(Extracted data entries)
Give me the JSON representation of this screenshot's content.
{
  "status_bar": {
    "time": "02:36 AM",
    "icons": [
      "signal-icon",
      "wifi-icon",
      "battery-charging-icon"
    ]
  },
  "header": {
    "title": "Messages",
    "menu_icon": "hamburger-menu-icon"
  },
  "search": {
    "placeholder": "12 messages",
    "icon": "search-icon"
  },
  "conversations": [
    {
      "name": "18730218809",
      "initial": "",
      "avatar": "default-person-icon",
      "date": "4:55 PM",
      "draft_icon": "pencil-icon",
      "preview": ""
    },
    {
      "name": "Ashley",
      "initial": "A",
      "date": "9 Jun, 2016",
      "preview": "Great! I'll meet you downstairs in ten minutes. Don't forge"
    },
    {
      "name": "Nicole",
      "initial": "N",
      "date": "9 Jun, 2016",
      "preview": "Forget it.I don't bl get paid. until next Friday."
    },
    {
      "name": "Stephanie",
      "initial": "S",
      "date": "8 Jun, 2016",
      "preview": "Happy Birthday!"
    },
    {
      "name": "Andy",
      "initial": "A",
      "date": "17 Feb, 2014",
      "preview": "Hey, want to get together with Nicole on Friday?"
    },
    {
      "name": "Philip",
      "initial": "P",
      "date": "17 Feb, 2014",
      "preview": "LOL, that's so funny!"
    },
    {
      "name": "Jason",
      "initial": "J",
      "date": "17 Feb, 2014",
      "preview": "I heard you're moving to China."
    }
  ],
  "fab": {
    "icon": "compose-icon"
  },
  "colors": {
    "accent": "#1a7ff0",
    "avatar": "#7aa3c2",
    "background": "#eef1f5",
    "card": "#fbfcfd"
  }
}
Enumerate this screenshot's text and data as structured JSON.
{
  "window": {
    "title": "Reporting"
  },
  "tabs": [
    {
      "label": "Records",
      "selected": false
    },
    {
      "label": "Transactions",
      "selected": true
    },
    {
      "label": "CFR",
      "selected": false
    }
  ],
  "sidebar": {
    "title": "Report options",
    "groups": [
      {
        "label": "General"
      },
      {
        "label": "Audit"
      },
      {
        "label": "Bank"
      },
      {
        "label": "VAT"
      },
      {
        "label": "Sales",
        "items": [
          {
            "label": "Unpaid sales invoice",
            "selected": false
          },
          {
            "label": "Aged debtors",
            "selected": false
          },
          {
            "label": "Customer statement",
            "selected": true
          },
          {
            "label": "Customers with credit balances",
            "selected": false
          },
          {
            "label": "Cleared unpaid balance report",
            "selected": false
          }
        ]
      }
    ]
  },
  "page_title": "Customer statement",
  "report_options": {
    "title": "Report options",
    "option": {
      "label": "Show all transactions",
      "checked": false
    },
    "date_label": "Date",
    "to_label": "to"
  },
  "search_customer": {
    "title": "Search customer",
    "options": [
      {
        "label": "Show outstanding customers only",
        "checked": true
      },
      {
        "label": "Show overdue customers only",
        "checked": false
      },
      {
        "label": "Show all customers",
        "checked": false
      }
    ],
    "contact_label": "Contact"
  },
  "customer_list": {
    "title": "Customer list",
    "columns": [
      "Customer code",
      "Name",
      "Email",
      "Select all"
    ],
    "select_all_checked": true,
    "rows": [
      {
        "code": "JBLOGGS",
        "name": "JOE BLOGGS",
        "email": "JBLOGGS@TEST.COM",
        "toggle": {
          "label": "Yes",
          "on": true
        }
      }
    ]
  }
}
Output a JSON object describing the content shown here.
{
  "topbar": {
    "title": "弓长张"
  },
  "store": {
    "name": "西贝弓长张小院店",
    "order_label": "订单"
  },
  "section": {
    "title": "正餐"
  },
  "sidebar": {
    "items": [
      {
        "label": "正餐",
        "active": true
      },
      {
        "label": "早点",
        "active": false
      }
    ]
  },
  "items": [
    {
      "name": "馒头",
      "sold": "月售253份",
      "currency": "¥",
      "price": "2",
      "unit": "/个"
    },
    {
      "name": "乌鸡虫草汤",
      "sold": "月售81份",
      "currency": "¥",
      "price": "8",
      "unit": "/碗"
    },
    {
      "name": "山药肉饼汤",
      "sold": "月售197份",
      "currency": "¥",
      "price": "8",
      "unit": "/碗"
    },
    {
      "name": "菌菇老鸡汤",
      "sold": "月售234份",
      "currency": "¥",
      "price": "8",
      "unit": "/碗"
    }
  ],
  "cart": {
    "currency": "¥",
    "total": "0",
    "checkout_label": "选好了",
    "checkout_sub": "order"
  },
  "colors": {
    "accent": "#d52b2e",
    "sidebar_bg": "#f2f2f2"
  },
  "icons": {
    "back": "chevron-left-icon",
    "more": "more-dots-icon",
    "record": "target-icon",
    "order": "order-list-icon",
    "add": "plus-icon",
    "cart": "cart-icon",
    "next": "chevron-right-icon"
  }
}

TO DO |
Write out exactly the final stretch of the records: the line containing "Output a JSON" and every line after it, through the last, and nothing else.

EXPECTED OUTPUT |
Output a JSON object describing the content shown here.
{
  "topbar": {
    "title": "弓长张"
  },
  "store": {
    "name": "西贝弓长张小院店",
    "order_label": "订单"
  },
  "section": {
    "title": "正餐"
  },
  "sidebar": {
    "items": [
      {
        "label": "正餐",
        "active": true
      },
      {
        "label": "早点",
        "active": false
      }
    ]
  },
  "items": [
    {
      "name": "馒头",
      "sold": "月售253份",
      "currency": "¥",
      "price": "2",
      "unit": "/个"
    },
    {
      "name": "乌鸡虫草汤",
      "sold": "月售81份",
      "currency": "¥",
      "price": "8",
      "unit": "/碗"
    },
    {
      "name": "山药肉饼汤",
      "sold": "月售197份",
      "currency": "¥",
      "price": "8",
      "unit": "/碗"
    },
    {
      "name": "菌菇老鸡汤",
      "sold": "月售234份",
      "currency": "¥",
      "price": "8",
      "unit": "/碗"
    }
  ],
  "cart": {
    "currency": "¥",
    "total": "0",
    "checkout_label": "选好了",
    "checkout_sub": "order"
  },
  "colors": {
    "accent": "#d52b2e",
    "sidebar_bg": "#f2f2f2"
  },
  "icons": {
    "back": "chevron-left-icon",
    "more": "more-dots-icon",
    "record": "target-icon",
    "order": "order-list-icon",
    "add": "plus-icon",
    "cart": "cart-icon",
    "next": "chevron-right-icon"
  }
}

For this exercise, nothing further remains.